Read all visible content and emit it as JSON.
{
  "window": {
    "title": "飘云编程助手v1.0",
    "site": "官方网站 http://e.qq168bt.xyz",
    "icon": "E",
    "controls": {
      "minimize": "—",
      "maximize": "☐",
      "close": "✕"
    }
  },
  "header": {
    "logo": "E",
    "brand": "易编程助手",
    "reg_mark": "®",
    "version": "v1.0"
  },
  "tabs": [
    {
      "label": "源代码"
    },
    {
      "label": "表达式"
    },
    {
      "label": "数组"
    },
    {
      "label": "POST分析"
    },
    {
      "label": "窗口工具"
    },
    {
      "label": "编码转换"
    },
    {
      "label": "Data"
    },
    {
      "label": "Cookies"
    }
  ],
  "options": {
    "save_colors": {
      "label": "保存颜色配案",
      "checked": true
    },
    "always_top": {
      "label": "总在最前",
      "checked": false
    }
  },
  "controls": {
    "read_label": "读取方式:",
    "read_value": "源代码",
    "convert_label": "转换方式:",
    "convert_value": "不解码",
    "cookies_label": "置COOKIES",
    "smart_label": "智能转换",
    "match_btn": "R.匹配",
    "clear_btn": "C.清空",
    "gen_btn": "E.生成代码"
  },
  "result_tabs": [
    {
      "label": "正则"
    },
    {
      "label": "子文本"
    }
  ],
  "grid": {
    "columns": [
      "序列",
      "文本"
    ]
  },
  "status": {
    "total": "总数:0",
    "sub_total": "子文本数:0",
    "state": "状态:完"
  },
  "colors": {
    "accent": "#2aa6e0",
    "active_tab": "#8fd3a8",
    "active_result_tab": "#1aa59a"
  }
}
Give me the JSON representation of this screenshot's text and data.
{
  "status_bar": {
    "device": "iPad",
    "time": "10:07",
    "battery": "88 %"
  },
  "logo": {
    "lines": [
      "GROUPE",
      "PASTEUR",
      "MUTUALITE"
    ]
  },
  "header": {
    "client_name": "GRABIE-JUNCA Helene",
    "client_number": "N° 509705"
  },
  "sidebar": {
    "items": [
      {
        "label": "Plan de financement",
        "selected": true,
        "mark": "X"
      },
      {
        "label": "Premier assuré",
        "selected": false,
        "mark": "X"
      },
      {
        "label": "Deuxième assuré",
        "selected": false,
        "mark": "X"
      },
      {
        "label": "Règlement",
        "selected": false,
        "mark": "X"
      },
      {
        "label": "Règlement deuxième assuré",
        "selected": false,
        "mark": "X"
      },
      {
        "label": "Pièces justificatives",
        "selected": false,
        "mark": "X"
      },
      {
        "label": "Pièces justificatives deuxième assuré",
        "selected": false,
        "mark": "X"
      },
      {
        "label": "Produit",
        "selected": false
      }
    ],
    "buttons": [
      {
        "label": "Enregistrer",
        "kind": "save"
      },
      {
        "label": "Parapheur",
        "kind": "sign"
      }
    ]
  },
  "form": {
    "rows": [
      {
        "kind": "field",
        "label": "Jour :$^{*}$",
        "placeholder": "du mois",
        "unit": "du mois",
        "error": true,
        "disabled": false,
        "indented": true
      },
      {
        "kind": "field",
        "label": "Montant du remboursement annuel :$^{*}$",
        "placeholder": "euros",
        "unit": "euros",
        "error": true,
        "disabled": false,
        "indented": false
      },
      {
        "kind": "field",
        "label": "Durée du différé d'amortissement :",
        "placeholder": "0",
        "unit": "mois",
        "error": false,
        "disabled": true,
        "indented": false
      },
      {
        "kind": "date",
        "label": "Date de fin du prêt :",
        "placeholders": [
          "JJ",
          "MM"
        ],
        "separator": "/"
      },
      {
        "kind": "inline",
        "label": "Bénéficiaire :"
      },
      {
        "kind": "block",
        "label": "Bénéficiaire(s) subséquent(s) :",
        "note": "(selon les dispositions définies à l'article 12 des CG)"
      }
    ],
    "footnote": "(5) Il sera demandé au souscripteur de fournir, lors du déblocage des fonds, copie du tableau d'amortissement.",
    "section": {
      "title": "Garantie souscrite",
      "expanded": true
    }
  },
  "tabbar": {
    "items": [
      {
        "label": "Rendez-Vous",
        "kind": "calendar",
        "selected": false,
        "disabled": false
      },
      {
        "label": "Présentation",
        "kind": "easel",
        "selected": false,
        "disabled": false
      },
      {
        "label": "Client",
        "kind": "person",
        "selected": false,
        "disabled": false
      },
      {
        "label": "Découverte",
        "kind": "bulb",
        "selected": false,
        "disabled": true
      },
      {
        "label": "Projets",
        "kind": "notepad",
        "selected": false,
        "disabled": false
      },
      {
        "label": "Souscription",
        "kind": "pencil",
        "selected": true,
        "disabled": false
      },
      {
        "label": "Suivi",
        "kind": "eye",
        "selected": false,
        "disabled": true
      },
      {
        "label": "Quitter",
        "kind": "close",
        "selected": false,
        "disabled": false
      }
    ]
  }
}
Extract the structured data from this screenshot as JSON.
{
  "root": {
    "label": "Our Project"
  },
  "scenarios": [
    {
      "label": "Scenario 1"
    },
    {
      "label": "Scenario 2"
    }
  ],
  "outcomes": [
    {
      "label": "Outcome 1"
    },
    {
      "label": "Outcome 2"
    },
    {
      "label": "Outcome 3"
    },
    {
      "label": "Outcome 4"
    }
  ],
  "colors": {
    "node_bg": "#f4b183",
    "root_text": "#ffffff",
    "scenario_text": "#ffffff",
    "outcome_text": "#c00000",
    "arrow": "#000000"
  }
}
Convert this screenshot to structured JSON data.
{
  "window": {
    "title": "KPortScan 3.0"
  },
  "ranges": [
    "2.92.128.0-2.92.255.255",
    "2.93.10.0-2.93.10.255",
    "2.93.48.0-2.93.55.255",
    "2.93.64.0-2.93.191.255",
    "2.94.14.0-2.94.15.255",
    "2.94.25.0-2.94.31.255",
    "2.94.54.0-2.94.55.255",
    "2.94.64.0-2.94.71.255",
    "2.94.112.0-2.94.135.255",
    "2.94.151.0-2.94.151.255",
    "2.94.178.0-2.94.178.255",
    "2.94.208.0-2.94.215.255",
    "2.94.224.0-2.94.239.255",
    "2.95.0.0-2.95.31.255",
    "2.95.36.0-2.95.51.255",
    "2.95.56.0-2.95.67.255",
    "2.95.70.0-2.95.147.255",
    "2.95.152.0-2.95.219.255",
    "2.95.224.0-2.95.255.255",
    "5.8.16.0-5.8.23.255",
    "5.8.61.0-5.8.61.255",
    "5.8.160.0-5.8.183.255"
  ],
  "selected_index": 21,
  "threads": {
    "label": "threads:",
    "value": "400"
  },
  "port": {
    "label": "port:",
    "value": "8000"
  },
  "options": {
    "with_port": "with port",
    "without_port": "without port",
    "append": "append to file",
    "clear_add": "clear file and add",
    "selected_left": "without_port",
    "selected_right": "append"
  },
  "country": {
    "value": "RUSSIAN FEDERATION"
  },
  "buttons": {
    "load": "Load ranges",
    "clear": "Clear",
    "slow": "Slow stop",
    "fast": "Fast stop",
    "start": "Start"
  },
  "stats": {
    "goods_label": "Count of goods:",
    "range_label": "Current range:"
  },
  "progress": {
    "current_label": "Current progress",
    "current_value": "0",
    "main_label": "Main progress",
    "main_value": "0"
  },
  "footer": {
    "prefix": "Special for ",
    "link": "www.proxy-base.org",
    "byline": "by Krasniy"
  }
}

--- EXERCISE BRIEF ---
Go through the records. Copy each line where "ffffff" appears.

--- SOLVED EXERCISE ---
    "root_text": "#ffffff",
    "scenario_text": "#ffffff",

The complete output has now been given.